▸ EXCERPT

+---+

I bought some Kreg locking casters and was very pleased with them. They are quite heavy duty too and can take a much higher load, though you may not need it. I made a custom stand for a 15" heavy duty planer that probably weighs 400 or 500 lbs. I was pleased that they came with nice flange nuts to mount them and as I recall they locked firmly in position without play-but I don't have my table where I am at til October to double check. I think they were around 52.00 for the set. I know Rockler sells them, and I think they were on Amazon too, I believe Grizzly has, so shop around if interested to get the best price with shipping. I bought another set for a router table I have yet to make and figure if I ever need some heavy casters I can steal those and replace with some of the lighter duty ones mentioned here, but for the difference if it's close to what it cost when I bought them, I would go with the kregs for that table too. Highest quality, and they have a 1/2 " threaded mounting and it comes with the nuts so nothing more to hunt down. First class.

So consider those in your quest too.


----------



## plunger (Jun 21, 2013)

BIGROMO said:


> I bought some Kreg locking casters and was very pleased with them. They are quite heavy duty too and can take a much higher load, though you may not need it. I made a custom stand for a 15" heavy duty planer that probably weighs 400 or 500 lbs. I was pleased that they came with nice flange nuts to mount them and as I recall they locked firmly in position without play-but I don't have my table where I am at til October to double check. I think they were around 52.00 for the set. I know Rockler sells them, and I think they were on Amazon too, I believe Grizzly has, so shop around if interested to get the best price with shipping. I bought another set for a router table I have yet to make and figure if I ever need some heavy casters I can steal those and replace with some of the lighter duty ones mentioned here, but for the difference if it's close to what it cost when I bought them, I would go with the kregs for that table too. Highest quality, and they have a 1/2 " threaded mounting and it comes with the nuts so nothing more to hunt down. First class.
> 
> So consider those in your quest too.



I had considered the Kreg casters, but wasn't sure how to attach them using the bolts. My cabinets have plywood bases.

Also, from pictures of the Kreg casters it looks like the actual lock is about as high as the top of the mounting flange. Would it hit a plywood base as it spins around? I'm wondering if there's enough clearance to spin around when unlocked. For leg-based installations there's no clearance issues.


----------



## MAFoElffen (Jun 8, 2012)

Like I was hinting at, what most people think about when you think about a mobile kit for equipment is casters that come down when you need to move and riase up so that the equipment sits on it's own feet when you are through using it. This was type of casters was discussed here about a year ago:








Workbench Caster Kit 4 Pack - Bench Castor Wheels - Amazon.com








http://www.amazon.com/WoodRiver-141...se_s_cp_3?ie=UTF8&refRID=03KNYHKM6TRAD52ABQ4E
(Various versions of these that work the same, as Rockler, Wood River and Woodtek...)

What I've learned since then is that for Information Technology (computer server racks), there's another, more elegant, easier to use version of this that is about the same price... and is a lot higher capacity (2200 lb capacity).








https://www.cdw.com/shop/products/T...lling-Caster-Kit-2200lb-Capacity/1619482.aspx


----------



## john60 (Aug 30, 2014)

I have used the 3 inch harbor Freight casters with wheel lock only. For my planer stand I used two fixed and two locking. Locking on infeed end. With both locked I have not had an issue

For my radial arm saw I have four wheel lock swivels. When I lock the two front one I have not had any issue


----------

+---+

▸ STATED EXERCISE 1
Reproduce the records verbatim, starting at the beginning of the records and ending with the line that contains "option-d-label: D． [738, 880, 770, 901]", both ends included.

▸ PROVIDED RECORDS
+---+

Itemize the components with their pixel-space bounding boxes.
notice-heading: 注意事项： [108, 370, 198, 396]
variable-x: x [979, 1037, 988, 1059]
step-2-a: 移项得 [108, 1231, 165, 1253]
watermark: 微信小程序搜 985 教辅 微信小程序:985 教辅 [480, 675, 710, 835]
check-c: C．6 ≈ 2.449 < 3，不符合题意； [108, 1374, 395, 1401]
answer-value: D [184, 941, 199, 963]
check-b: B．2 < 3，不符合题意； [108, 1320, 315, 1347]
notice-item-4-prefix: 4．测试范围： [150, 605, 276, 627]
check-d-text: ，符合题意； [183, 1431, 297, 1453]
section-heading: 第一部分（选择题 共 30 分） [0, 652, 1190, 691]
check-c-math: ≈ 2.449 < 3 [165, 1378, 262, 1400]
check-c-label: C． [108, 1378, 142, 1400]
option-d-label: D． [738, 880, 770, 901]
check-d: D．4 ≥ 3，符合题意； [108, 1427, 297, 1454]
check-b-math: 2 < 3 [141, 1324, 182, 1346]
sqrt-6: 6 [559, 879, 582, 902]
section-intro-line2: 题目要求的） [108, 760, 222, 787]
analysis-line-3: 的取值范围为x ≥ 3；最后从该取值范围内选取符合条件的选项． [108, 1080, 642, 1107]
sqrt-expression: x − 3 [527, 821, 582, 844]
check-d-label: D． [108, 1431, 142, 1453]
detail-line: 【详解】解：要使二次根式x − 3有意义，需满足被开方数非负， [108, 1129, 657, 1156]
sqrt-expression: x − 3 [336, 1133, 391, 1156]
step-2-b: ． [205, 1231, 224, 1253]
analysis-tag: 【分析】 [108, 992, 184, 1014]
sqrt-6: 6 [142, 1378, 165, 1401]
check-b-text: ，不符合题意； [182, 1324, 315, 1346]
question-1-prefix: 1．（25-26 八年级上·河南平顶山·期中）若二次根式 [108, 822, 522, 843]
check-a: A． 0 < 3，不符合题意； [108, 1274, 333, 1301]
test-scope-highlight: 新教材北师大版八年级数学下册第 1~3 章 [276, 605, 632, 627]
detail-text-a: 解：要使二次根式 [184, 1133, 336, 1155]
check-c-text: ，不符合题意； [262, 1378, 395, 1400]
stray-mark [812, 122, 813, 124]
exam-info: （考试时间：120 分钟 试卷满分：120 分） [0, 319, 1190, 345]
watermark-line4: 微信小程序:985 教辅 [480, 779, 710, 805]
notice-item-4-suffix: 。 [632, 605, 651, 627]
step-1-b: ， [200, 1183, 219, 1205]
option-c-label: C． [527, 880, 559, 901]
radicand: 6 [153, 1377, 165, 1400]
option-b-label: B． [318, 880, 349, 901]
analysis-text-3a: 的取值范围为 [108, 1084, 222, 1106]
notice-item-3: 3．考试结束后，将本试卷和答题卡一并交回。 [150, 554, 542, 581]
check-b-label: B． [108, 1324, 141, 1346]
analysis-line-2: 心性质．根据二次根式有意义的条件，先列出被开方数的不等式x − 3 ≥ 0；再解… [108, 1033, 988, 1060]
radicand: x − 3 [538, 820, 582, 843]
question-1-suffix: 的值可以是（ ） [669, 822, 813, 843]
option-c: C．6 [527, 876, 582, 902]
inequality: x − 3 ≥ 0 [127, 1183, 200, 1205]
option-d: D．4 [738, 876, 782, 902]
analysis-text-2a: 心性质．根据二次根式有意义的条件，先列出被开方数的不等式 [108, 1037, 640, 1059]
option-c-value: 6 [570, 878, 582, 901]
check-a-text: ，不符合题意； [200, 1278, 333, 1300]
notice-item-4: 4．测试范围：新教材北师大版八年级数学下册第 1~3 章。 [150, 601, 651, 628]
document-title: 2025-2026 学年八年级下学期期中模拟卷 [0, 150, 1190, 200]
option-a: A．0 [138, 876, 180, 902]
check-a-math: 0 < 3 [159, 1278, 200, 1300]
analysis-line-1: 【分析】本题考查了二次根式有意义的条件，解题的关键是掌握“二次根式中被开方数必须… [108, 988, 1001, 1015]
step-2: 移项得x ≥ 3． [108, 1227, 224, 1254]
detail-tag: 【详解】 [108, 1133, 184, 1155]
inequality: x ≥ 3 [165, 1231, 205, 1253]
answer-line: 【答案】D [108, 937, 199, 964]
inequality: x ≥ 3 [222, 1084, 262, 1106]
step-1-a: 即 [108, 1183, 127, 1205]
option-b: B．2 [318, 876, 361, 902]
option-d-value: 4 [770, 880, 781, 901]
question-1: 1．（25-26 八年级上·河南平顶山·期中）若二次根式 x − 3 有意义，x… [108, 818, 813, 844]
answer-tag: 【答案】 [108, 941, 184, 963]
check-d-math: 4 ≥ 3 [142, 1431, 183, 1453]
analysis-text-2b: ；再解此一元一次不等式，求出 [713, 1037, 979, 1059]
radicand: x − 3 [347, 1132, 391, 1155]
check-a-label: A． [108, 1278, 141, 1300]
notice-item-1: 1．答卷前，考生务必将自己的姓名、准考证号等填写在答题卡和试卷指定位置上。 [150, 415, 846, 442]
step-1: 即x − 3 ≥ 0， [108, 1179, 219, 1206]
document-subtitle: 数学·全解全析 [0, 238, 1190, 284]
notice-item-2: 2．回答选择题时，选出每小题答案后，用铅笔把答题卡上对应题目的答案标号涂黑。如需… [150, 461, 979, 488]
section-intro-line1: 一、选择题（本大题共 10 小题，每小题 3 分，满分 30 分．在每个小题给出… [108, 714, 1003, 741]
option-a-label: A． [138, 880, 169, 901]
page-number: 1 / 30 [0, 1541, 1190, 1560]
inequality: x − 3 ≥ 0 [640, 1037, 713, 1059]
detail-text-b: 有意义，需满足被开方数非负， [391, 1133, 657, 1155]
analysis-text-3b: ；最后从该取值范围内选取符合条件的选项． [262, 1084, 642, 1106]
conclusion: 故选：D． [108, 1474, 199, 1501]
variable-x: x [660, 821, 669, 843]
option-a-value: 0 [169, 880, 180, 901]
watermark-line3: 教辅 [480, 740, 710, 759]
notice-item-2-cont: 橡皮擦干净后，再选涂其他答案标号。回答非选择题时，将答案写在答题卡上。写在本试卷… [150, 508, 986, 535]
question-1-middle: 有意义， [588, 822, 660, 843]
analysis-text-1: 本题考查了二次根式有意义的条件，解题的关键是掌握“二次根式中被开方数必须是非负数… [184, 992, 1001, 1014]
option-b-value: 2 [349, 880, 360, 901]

+---+

▸ STATED EXERCISE 2
In the caster discussion, rewrite the part that opens with the words containing "Also, from pictures" and closes with "no clearance issues.", putting "particleboard base" in place of "plywood base".

▸ TASK RESULT 1
Itemize the components with their pixel-space bounding boxes.
notice-heading: 注意事项： [108, 370, 198, 396]
variable-x: x [979, 1037, 988, 1059]
step-2-a: 移项得 [108, 1231, 165, 1253]
watermark: 微信小程序搜 985 教辅 微信小程序:985 教辅 [480, 675, 710, 835]
check-c: C．6 ≈ 2.449 < 3，不符合题意； [108, 1374, 395, 1401]
answer-value: D [184, 941, 199, 963]
check-b: B．2 < 3，不符合题意； [108, 1320, 315, 1347]
notice-item-4-prefix: 4．测试范围： [150, 605, 276, 627]
check-d-text: ，符合题意； [183, 1431, 297, 1453]
section-heading: 第一部分（选择题 共 30 分） [0, 652, 1190, 691]
check-c-math: ≈ 2.449 < 3 [165, 1378, 262, 1400]
check-c-label: C． [108, 1378, 142, 1400]
option-d-label: D． [738, 880, 770, 901]

▸ TASK RESULT 2
Also, from pictures of the Kreg casters it looks like the actual lock is about as high as the top of the mounting flange. Would it hit a particleboard base as it spins around? I'm wondering if there's enough clearance to spin around when unlocked. For leg-based installations there's no clearance issues.